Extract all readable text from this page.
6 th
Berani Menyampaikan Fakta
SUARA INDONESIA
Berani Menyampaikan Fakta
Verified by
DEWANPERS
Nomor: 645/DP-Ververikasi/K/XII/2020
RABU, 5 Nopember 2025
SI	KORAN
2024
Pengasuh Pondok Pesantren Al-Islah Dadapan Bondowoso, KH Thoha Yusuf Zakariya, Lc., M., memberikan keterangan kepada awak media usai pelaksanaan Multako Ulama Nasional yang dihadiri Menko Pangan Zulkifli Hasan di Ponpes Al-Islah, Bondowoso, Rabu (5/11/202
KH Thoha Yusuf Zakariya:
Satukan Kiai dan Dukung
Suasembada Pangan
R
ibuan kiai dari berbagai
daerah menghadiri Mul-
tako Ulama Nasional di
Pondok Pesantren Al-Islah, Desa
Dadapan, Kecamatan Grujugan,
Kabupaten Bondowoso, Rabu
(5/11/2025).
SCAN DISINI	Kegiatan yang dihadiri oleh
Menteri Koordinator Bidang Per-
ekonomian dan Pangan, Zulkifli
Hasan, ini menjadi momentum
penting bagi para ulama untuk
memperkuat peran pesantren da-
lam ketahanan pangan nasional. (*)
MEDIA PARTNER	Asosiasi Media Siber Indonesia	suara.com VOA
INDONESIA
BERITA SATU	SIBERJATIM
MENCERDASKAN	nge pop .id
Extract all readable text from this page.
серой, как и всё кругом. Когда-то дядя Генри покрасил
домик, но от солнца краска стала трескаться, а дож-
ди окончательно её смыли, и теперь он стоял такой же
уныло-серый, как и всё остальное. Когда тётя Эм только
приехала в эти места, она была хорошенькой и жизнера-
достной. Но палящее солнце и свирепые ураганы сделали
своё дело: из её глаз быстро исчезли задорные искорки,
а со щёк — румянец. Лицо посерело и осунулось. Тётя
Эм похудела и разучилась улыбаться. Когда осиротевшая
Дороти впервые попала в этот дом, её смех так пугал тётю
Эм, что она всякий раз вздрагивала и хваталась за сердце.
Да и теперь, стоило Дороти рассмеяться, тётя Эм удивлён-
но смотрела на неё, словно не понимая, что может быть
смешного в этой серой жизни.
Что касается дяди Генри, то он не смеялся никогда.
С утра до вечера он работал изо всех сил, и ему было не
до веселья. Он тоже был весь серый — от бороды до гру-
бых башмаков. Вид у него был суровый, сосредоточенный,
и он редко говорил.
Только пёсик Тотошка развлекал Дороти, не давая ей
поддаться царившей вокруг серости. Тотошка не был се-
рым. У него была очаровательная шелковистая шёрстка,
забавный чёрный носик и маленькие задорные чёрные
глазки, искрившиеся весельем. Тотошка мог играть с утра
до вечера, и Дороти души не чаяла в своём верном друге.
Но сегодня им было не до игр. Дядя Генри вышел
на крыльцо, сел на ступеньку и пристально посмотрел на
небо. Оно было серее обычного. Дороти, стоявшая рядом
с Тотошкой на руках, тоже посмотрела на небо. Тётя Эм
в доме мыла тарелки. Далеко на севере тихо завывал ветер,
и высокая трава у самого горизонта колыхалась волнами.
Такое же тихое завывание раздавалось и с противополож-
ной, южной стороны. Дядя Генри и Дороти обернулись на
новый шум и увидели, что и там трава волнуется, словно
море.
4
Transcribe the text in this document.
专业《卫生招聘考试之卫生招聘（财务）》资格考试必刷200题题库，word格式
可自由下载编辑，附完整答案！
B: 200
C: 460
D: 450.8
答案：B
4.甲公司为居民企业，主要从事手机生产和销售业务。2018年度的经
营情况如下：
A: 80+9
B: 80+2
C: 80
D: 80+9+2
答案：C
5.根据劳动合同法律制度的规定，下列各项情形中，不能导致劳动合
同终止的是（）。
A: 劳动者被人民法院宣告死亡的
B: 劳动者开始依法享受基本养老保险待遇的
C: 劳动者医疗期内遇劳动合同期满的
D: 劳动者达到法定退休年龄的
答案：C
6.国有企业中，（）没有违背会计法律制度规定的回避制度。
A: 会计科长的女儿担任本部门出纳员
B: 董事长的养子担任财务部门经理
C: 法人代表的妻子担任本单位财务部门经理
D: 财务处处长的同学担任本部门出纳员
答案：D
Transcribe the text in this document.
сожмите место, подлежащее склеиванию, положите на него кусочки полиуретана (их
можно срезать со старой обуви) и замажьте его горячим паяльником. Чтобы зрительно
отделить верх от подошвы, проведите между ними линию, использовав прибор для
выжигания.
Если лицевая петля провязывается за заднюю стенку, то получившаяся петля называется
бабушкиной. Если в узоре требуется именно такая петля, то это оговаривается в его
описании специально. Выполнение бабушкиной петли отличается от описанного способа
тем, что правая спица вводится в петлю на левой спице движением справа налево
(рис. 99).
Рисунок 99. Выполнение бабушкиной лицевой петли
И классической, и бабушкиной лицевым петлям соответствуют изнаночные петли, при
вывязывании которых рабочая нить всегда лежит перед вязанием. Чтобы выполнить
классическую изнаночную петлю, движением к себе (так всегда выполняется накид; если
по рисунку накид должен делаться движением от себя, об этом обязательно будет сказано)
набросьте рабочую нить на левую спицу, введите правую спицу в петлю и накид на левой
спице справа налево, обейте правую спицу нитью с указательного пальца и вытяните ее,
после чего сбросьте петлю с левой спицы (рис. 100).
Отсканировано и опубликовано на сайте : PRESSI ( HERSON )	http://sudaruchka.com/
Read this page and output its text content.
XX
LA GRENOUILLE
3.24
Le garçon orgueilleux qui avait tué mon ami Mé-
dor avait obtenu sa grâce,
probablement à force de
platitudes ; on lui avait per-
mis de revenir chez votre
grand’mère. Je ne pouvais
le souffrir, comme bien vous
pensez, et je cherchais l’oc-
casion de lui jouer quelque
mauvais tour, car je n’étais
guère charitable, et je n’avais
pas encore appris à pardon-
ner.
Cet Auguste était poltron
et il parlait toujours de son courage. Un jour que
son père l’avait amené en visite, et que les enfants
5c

####

• Instructions for the task
Print every entry exactly as it appears.

• Right answer
Extract all readable text from this page.
6 th
Berani Menyampaikan Fakta
SUARA INDONESIA
Berani Menyampaikan Fakta
Verified by
DEWANPERS
Nomor: 645/DP-Ververikasi/K/XII/2020
RABU, 5 Nopember 2025
SI	KORAN
2024
Pengasuh Pondok Pesantren Al-Islah Dadapan Bondowoso, KH Thoha Yusuf Zakariya, Lc., M., memberikan keterangan kepada awak media usai pelaksanaan Multako Ulama Nasional yang dihadiri Menko Pangan Zulkifli Hasan di Ponpes Al-Islah, Bondowoso, Rabu (5/11/202
KH Thoha Yusuf Zakariya:
Satukan Kiai dan Dukung
Suasembada Pangan
R
ibuan kiai dari berbagai
daerah menghadiri Mul-
tako Ulama Nasional di
Pondok Pesantren Al-Islah, Desa
Dadapan, Kecamatan Grujugan,
Kabupaten Bondowoso, Rabu
(5/11/2025).
SCAN DISINI	Kegiatan yang dihadiri oleh
Menteri Koordinator Bidang Per-
ekonomian dan Pangan, Zulkifli
Hasan, ini menjadi momentum
penting bagi para ulama untuk
memperkuat peran pesantren da-
lam ketahanan pangan nasional. (*)
MEDIA PARTNER	Asosiasi Media Siber Indonesia	suara.com VOA
INDONESIA
BERITA SATU	SIBERJATIM
MENCERDASKAN	nge pop .id
Extract all readable text from this page.
серой, как и всё кругом. Когда-то дядя Генри покрасил
домик, но от солнца краска стала трескаться, а дож-
ди окончательно её смыли, и теперь он стоял такой же
уныло-серый, как и всё остальное. Когда тётя Эм только
приехала в эти места, она была хорошенькой и жизнера-
достной. Но палящее солнце и свирепые ураганы сделали
своё дело: из её глаз быстро исчезли задорные искорки,
а со щёк — румянец. Лицо посерело и осунулось. Тётя
Эм похудела и разучилась улыбаться. Когда осиротевшая
Дороти впервые попала в этот дом, её смех так пугал тётю
Эм, что она всякий раз вздрагивала и хваталась за сердце.
Да и теперь, стоило Дороти рассмеяться, тётя Эм удивлён-
но смотрела на неё, словно не понимая, что может быть
смешного в этой серой жизни.
Что касается дяди Генри, то он не смеялся никогда.
С утра до вечера он работал изо всех сил, и ему было не
до веселья. Он тоже был весь серый — от бороды до гру-
бых башмаков. Вид у него был суровый, сосредоточенный,
и он редко говорил.
Только пёсик Тотошка развлекал Дороти, не давая ей
поддаться царившей вокруг серости. Тотошка не был се-
рым. У него была очаровательная шелковистая шёрстка,
забавный чёрный носик и маленькие задорные чёрные
глазки, искрившиеся весельем. Тотошка мог играть с утра
до вечера, и Дороти души не чаяла в своём верном друге.
Но сегодня им было не до игр. Дядя Генри вышел
на крыльцо, сел на ступеньку и пристально посмотрел на
небо. Оно было серее обычного. Дороти, стоявшая рядом
с Тотошкой на руках, тоже посмотрела на небо. Тётя Эм
в доме мыла тарелки. Далеко на севере тихо завывал ветер,
и высокая трава у самого горизонта колыхалась волнами.
Такое же тихое завывание раздавалось и с противополож-
ной, южной стороны. Дядя Генри и Дороти обернулись на
новый шум и увидели, что и там трава волнуется, словно
море.
4
Transcribe the text in this document.
专业《卫生招聘考试之卫生招聘（财务）》资格考试必刷200题题库，word格式
可自由下载编辑，附完整答案！
B: 200
C: 460
D: 450.8
答案：B
4.甲公司为居民企业，主要从事手机生产和销售业务。2018年度的经
营情况如下：
A: 80+9
B: 80+2
C: 80
D: 80+9+2
答案：C
5.根据劳动合同法律制度的规定，下列各项情形中，不能导致劳动合
同终止的是（）。
A: 劳动者被人民法院宣告死亡的
B: 劳动者开始依法享受基本养老保险待遇的
C: 劳动者医疗期内遇劳动合同期满的
D: 劳动者达到法定退休年龄的
答案：C
6.国有企业中，（）没有违背会计法律制度规定的回避制度。
A: 会计科长的女儿担任本部门出纳员
B: 董事长的养子担任财务部门经理
C: 法人代表的妻子担任本单位财务部门经理
D: 财务处处长的同学担任本部门出纳员
答案：D
Transcribe the text in this document.
сожмите место, подлежащее склеиванию, положите на него кусочки полиуретана (их
можно срезать со старой обуви) и замажьте его горячим паяльником. Чтобы зрительно
отделить верх от подошвы, проведите между ними линию, использовав прибор для
выжигания.
Если лицевая петля провязывается за заднюю стенку, то получившаяся петля называется
бабушкиной. Если в узоре требуется именно такая петля, то это оговаривается в его
описании специально. Выполнение бабушкиной петли отличается от описанного способа
тем, что правая спица вводится в петлю на левой спице движением справа налево
(рис. 99).
Рисунок 99. Выполнение бабушкиной лицевой петли
И классической, и бабушкиной лицевым петлям соответствуют изнаночные петли, при
вывязывании которых рабочая нить всегда лежит перед вязанием. Чтобы выполнить
классическую изнаночную петлю, движением к себе (так всегда выполняется накид; если
по рисунку накид должен делаться движением от себя, об этом обязательно будет сказано)
набросьте рабочую нить на левую спицу, введите правую спицу в петлю и накид на левой
спице справа налево, обейте правую спицу нитью с указательного пальца и вытяните ее,
после чего сбросьте петлю с левой спицы (рис. 100).
Отсканировано и опубликовано на сайте : PRESSI ( HERSON )	http://sudaruchka.com/
Read this page and output its text content.
XX
LA GRENOUILLE
3.24
Le garçon orgueilleux qui avait tué mon ami Mé-
dor avait obtenu sa grâce,
probablement à force de
platitudes ; on lui avait per-
mis de revenir chez votre
grand’mère. Je ne pouvais
le souffrir, comme bien vous
pensez, et je cherchais l’oc-
casion de lui jouer quelque
mauvais tour, car je n’étais
guère charitable, et je n’avais
pas encore appris à pardon-
ner.
Cet Auguste était poltron
et il parlait toujours de son courage. Un jour que
son père l’avait amené en visite, et que les enfants
5c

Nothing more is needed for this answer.